What is expected: Extract every entry word for word. Skip the pictures.

-- start of Data section --

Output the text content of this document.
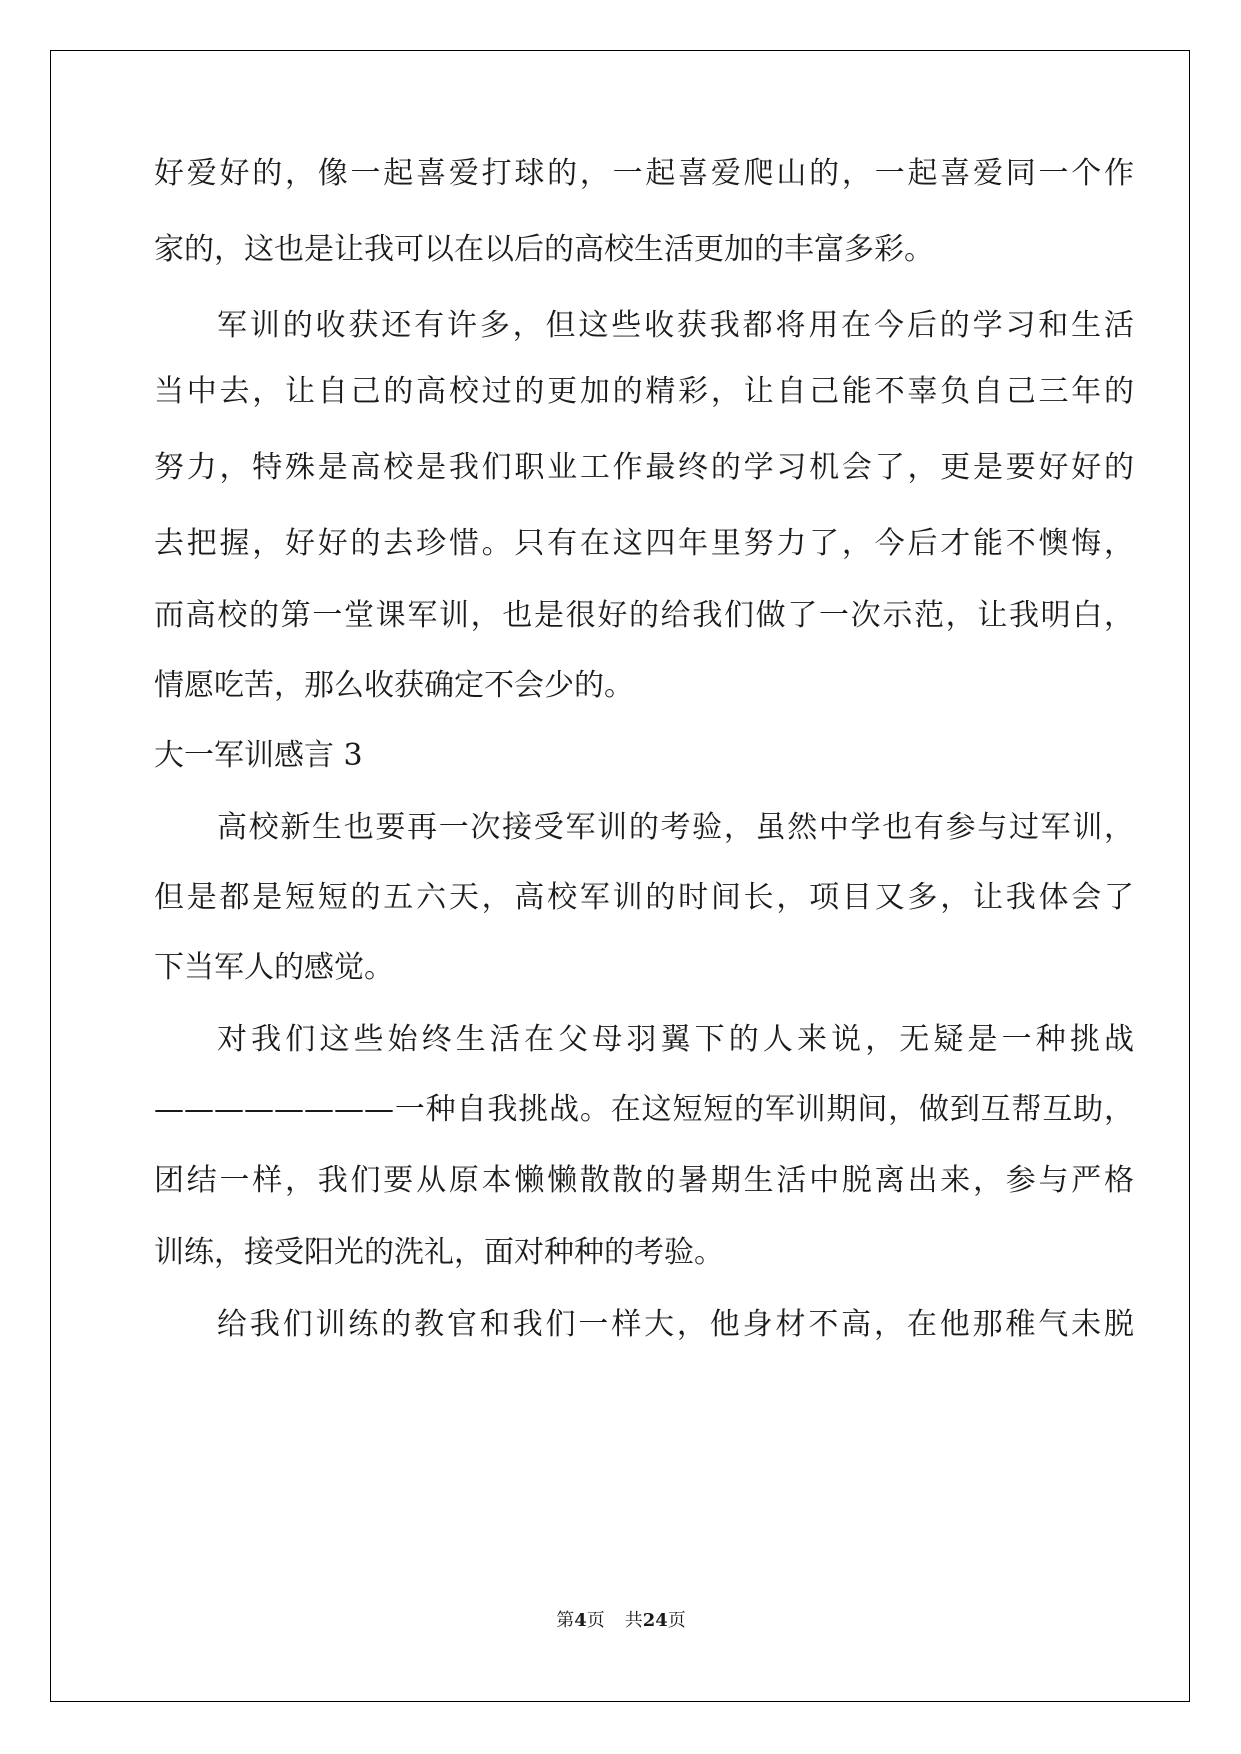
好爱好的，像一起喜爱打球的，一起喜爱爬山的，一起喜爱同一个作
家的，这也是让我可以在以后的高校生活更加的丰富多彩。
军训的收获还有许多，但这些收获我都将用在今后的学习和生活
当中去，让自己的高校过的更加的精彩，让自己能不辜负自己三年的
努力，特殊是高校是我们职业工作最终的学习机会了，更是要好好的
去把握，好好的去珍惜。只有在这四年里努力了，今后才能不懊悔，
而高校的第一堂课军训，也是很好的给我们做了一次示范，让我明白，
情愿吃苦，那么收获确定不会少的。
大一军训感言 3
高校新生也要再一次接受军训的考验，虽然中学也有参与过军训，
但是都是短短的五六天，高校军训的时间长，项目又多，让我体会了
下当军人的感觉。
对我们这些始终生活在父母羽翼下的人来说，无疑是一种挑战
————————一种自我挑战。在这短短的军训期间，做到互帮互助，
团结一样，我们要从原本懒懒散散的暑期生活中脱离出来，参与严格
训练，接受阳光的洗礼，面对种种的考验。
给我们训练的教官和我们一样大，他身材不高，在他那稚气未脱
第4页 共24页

-- end of Data section --

Worked answer:
Output the text content of this document.
好爱好的，像一起喜爱打球的，一起喜爱爬山的，一起喜爱同一个作
家的，这也是让我可以在以后的高校生活更加的丰富多彩。
军训的收获还有许多，但这些收获我都将用在今后的学习和生活
当中去，让自己的高校过的更加的精彩，让自己能不辜负自己三年的
努力，特殊是高校是我们职业工作最终的学习机会了，更是要好好的
去把握，好好的去珍惜。只有在这四年里努力了，今后才能不懊悔，
而高校的第一堂课军训，也是很好的给我们做了一次示范，让我明白，
情愿吃苦，那么收获确定不会少的。
大一军训感言 3
高校新生也要再一次接受军训的考验，虽然中学也有参与过军训，
但是都是短短的五六天，高校军训的时间长，项目又多，让我体会了
下当军人的感觉。
对我们这些始终生活在父母羽翼下的人来说，无疑是一种挑战
————————一种自我挑战。在这短短的军训期间，做到互帮互助，
团结一样，我们要从原本懒懒散散的暑期生活中脱离出来，参与严格
训练，接受阳光的洗礼，面对种种的考验。
给我们训练的教官和我们一样大，他身材不高，在他那稚气未脱
第4页 共24页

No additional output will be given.